:: Data shown

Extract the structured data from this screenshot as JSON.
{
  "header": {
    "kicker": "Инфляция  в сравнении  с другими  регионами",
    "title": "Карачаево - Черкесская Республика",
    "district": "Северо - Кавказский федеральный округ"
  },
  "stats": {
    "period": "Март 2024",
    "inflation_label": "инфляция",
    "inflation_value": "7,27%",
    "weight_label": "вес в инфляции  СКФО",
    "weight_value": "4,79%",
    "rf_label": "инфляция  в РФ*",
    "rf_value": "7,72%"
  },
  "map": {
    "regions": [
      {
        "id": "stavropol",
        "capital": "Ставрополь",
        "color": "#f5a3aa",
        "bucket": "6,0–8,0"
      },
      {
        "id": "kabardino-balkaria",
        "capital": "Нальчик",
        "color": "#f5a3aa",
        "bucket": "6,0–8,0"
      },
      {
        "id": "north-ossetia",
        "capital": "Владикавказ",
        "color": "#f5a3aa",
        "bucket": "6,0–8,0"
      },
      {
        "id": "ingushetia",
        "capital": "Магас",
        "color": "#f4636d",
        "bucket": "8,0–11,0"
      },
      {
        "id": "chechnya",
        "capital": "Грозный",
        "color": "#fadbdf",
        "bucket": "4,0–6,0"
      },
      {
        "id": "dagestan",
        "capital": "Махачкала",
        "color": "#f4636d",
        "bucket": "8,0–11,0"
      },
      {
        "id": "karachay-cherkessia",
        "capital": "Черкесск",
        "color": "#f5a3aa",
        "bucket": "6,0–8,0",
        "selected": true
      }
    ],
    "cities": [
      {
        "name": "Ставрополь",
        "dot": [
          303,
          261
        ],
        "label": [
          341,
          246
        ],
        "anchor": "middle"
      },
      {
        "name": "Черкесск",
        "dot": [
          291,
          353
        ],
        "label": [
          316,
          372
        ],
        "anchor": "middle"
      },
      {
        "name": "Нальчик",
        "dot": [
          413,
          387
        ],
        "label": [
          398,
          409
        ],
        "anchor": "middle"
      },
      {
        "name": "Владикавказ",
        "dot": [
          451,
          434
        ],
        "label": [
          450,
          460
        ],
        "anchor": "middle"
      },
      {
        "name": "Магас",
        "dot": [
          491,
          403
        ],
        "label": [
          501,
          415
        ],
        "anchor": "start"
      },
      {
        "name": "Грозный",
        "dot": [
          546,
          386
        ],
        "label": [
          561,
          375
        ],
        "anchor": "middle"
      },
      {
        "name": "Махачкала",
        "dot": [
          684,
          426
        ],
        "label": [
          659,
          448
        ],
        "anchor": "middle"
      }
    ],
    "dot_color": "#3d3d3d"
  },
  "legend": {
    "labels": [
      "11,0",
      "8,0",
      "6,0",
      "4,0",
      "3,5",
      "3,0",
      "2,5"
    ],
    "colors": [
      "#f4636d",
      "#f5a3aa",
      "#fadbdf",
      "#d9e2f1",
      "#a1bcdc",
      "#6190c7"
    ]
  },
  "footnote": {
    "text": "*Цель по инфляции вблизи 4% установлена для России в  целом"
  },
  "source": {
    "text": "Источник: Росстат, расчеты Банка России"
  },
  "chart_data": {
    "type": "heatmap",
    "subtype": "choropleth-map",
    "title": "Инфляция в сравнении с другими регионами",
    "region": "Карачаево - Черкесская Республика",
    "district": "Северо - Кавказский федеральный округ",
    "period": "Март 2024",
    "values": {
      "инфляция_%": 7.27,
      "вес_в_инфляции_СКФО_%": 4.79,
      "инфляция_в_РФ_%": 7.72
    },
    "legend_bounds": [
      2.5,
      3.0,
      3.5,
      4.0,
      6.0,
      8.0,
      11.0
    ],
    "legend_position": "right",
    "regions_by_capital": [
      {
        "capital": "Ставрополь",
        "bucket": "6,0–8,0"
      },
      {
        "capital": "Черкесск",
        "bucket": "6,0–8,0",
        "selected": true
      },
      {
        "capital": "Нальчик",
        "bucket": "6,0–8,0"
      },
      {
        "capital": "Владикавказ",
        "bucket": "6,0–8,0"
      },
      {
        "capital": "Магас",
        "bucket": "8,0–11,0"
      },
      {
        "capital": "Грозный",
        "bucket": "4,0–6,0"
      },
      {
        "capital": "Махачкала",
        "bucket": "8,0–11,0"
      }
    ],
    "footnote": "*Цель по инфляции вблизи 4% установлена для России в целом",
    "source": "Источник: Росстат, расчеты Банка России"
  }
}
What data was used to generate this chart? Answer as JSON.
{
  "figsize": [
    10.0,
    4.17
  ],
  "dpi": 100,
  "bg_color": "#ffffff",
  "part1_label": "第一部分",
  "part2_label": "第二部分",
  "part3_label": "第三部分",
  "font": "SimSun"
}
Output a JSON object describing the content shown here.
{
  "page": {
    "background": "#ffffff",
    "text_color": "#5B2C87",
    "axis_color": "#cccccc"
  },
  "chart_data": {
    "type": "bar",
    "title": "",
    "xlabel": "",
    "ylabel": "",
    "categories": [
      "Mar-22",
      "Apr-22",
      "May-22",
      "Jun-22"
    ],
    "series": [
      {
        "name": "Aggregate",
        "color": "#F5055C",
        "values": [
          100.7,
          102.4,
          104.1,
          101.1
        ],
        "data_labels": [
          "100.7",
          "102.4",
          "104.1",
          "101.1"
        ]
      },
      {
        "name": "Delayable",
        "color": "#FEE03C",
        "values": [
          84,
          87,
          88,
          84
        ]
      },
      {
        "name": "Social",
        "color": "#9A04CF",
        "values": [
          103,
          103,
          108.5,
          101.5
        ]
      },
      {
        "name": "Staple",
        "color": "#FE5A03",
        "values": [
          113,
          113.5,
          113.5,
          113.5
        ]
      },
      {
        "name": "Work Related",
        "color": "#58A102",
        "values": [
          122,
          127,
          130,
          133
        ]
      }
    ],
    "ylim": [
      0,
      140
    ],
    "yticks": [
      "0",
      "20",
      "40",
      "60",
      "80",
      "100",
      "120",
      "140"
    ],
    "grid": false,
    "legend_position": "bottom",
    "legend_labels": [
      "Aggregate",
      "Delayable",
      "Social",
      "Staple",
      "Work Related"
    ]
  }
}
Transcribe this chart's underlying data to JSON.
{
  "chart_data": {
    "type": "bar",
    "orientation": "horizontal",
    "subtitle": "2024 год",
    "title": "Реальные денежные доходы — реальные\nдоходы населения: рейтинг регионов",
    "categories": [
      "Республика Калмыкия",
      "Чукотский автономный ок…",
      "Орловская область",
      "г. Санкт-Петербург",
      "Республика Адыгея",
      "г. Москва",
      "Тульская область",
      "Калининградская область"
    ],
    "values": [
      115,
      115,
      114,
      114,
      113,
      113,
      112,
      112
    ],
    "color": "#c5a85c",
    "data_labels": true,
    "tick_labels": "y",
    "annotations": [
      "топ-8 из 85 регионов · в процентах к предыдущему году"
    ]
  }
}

::::

• _Problem details_
Send back every record, precisely as written.

• _Right answer_
Extract the structured data from this screenshot as JSON.
{
  "header": {
    "kicker": "Инфляция  в сравнении  с другими  регионами",
    "title": "Карачаево - Черкесская Республика",
    "district": "Северо - Кавказский федеральный округ"
  },
  "stats": {
    "period": "Март 2024",
    "inflation_label": "инфляция",
    "inflation_value": "7,27%",
    "weight_label": "вес в инфляции  СКФО",
    "weight_value": "4,79%",
    "rf_label": "инфляция  в РФ*",
    "rf_value": "7,72%"
  },
  "map": {
    "regions": [
      {
        "id": "stavropol",
        "capital": "Ставрополь",
        "color": "#f5a3aa",
        "bucket": "6,0–8,0"
      },
      {
        "id": "kabardino-balkaria",
        "capital": "Нальчик",
        "color": "#f5a3aa",
        "bucket": "6,0–8,0"
      },
      {
        "id": "north-ossetia",
        "capital": "Владикавказ",
        "color": "#f5a3aa",
        "bucket": "6,0–8,0"
      },
      {
        "id": "ingushetia",
        "capital": "Магас",
        "color": "#f4636d",
        "bucket": "8,0–11,0"
      },
      {
        "id": "chechnya",
        "capital": "Грозный",
        "color": "#fadbdf",
        "bucket": "4,0–6,0"
      },
      {
        "id": "dagestan",
        "capital": "Махачкала",
        "color": "#f4636d",
        "bucket": "8,0–11,0"
      },
      {
        "id": "karachay-cherkessia",
        "capital": "Черкесск",
        "color": "#f5a3aa",
        "bucket": "6,0–8,0",
        "selected": true
      }
    ],
    "cities": [
      {
        "name": "Ставрополь",
        "dot": [
          303,
          261
        ],
        "label": [
          341,
          246
        ],
        "anchor": "middle"
      },
      {
        "name": "Черкесск",
        "dot": [
          291,
          353
        ],
        "label": [
          316,
          372
        ],
        "anchor": "middle"
      },
      {
        "name": "Нальчик",
        "dot": [
          413,
          387
        ],
        "label": [
          398,
          409
        ],
        "anchor": "middle"
      },
      {
        "name": "Владикавказ",
        "dot": [
          451,
          434
        ],
        "label": [
          450,
          460
        ],
        "anchor": "middle"
      },
      {
        "name": "Магас",
        "dot": [
          491,
          403
        ],
        "label": [
          501,
          415
        ],
        "anchor": "start"
      },
      {
        "name": "Грозный",
        "dot": [
          546,
          386
        ],
        "label": [
          561,
          375
        ],
        "anchor": "middle"
      },
      {
        "name": "Махачкала",
        "dot": [
          684,
          426
        ],
        "label": [
          659,
          448
        ],
        "anchor": "middle"
      }
    ],
    "dot_color": "#3d3d3d"
  },
  "legend": {
    "labels": [
      "11,0",
      "8,0",
      "6,0",
      "4,0",
      "3,5",
      "3,0",
      "2,5"
    ],
    "colors": [
      "#f4636d",
      "#f5a3aa",
      "#fadbdf",
      "#d9e2f1",
      "#a1bcdc",
      "#6190c7"
    ]
  },
  "footnote": {
    "text": "*Цель по инфляции вблизи 4% установлена для России в  целом"
  },
  "source": {
    "text": "Источник: Росстат, расчеты Банка России"
  },
  "chart_data": {
    "type": "heatmap",
    "subtype": "choropleth-map",
    "title": "Инфляция в сравнении с другими регионами",
    "region": "Карачаево - Черкесская Республика",
    "district": "Северо - Кавказский федеральный округ",
    "period": "Март 2024",
    "values": {
      "инфляция_%": 7.27,
      "вес_в_инфляции_СКФО_%": 4.79,
      "инфляция_в_РФ_%": 7.72
    },
    "legend_bounds": [
      2.5,
      3.0,
      3.5,
      4.0,
      6.0,
      8.0,
      11.0
    ],
    "legend_position": "right",
    "regions_by_capital": [
      {
        "capital": "Ставрополь",
        "bucket": "6,0–8,0"
      },
      {
        "capital": "Черкесск",
        "bucket": "6,0–8,0",
        "selected": true
      },
      {
        "capital": "Нальчик",
        "bucket": "6,0–8,0"
      },
      {
        "capital": "Владикавказ",
        "bucket": "6,0–8,0"
      },
      {
        "capital": "Магас",
        "bucket": "8,0–11,0"
      },
      {
        "capital": "Грозный",
        "bucket": "4,0–6,0"
      },
      {
        "capital": "Махачкала",
        "bucket": "8,0–11,0"
      }
    ],
    "footnote": "*Цель по инфляции вблизи 4% установлена для России в целом",
    "source": "Источник: Росстат, расчеты Банка России"
  }
}
What data was used to generate this chart? Answer as JSON.
{
  "figsize": [
    10.0,
    4.17
  ],
  "dpi": 100,
  "bg_color": "#ffffff",
  "part1_label": "第一部分",
  "part2_label": "第二部分",
  "part3_label": "第三部分",
  "font": "SimSun"
}
Output a JSON object describing the content shown here.
{
  "page": {
    "background": "#ffffff",
    "text_color": "#5B2C87",
    "axis_color": "#cccccc"
  },
  "chart_data": {
    "type": "bar",
    "title": "",
    "xlabel": "",
    "ylabel": "",
    "categories": [
      "Mar-22",
      "Apr-22",
      "May-22",
      "Jun-22"
    ],
    "series": [
      {
        "name": "Aggregate",
        "color": "#F5055C",
        "values": [
          100.7,
          102.4,
          104.1,
          101.1
        ],
        "data_labels": [
          "100.7",
          "102.4",
          "104.1",
          "101.1"
        ]
      },
      {
        "name": "Delayable",
        "color": "#FEE03C",
        "values": [
          84,
          87,
          88,
          84
        ]
      },
      {
        "name": "Social",
        "color": "#9A04CF",
        "values": [
          103,
          103,
          108.5,
          101.5
        ]
      },
      {
        "name": "Staple",
        "color": "#FE5A03",
        "values": [
          113,
          113.5,
          113.5,
          113.5
        ]
      },
      {
        "name": "Work Related",
        "color": "#58A102",
        "values": [
          122,
          127,
          130,
          133
        ]
      }
    ],
    "ylim": [
      0,
      140
    ],
    "yticks": [
      "0",
      "20",
      "40",
      "60",
      "80",
      "100",
      "120",
      "140"
    ],
    "grid": false,
    "legend_position": "bottom",
    "legend_labels": [
      "Aggregate",
      "Delayable",
      "Social",
      "Staple",
      "Work Related"
    ]
  }
}
Transcribe this chart's underlying data to JSON.
{
  "chart_data": {
    "type": "bar",
    "orientation": "horizontal",
    "subtitle": "2024 год",
    "title": "Реальные денежные доходы — реальные\nдоходы населения: рейтинг регионов",
    "categories": [
      "Республика Калмыкия",
      "Чукотский автономный ок…",
      "Орловская область",
      "г. Санкт-Петербург",
      "Республика Адыгея",
      "г. Москва",
      "Тульская область",
      "Калининградская область"
    ],
    "values": [
      115,
      115,
      114,
      114,
      113,
      113,
      112,
      112
    ],
    "color": "#c5a85c",
    "data_labels": true,
    "tick_labels": "y",
    "annotations": [
      "топ-8 из 85 регионов · в процентах к предыдущему году"
    ]
  }
}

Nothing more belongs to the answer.